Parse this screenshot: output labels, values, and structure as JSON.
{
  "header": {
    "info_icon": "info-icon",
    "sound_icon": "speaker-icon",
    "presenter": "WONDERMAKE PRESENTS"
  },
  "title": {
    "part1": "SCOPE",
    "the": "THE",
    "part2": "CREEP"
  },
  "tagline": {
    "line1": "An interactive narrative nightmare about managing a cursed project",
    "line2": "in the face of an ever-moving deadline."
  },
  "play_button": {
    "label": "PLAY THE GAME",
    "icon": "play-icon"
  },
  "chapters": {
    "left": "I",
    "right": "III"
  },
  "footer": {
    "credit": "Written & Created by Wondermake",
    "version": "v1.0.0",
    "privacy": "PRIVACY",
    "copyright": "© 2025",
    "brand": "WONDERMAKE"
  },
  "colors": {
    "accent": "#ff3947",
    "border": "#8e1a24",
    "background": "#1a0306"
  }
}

========================================================================

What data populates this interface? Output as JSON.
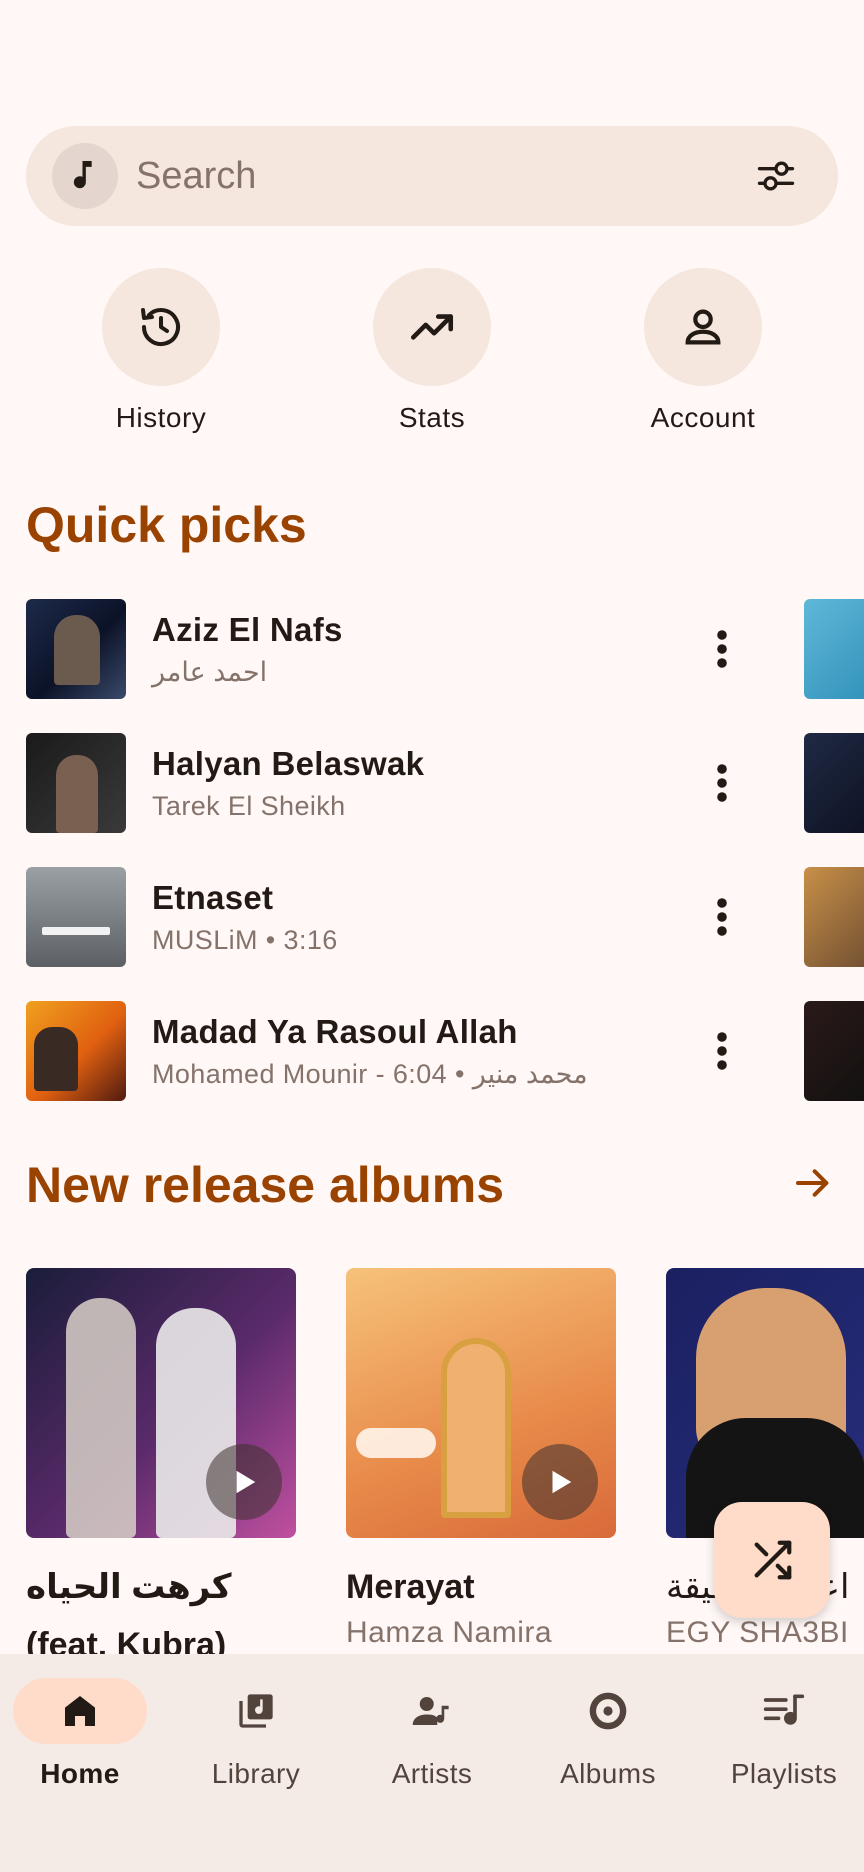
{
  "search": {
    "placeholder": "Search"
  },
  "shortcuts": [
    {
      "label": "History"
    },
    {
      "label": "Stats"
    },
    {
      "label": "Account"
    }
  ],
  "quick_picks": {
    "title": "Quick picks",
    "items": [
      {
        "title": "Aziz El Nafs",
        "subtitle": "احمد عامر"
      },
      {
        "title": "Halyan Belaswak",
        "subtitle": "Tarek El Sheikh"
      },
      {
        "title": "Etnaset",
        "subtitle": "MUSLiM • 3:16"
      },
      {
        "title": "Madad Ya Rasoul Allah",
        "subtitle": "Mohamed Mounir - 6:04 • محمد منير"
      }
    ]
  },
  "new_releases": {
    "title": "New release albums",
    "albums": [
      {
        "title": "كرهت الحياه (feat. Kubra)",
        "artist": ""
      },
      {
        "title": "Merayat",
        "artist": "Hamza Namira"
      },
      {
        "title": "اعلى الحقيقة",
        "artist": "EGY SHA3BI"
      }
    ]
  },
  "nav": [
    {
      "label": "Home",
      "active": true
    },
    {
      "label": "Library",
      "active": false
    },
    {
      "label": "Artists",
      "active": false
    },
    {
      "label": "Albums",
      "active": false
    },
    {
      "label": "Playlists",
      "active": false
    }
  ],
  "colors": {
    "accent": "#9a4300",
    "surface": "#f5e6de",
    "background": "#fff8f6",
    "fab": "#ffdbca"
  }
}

========================================================================

REQUIRED TASK: Using the listing above, show every line that includes the string "JSON".

THE COMPLETED TASK:
Parse this screenshot: output labels, values, and structure as JSON.
What data populates this interface? Output as JSON.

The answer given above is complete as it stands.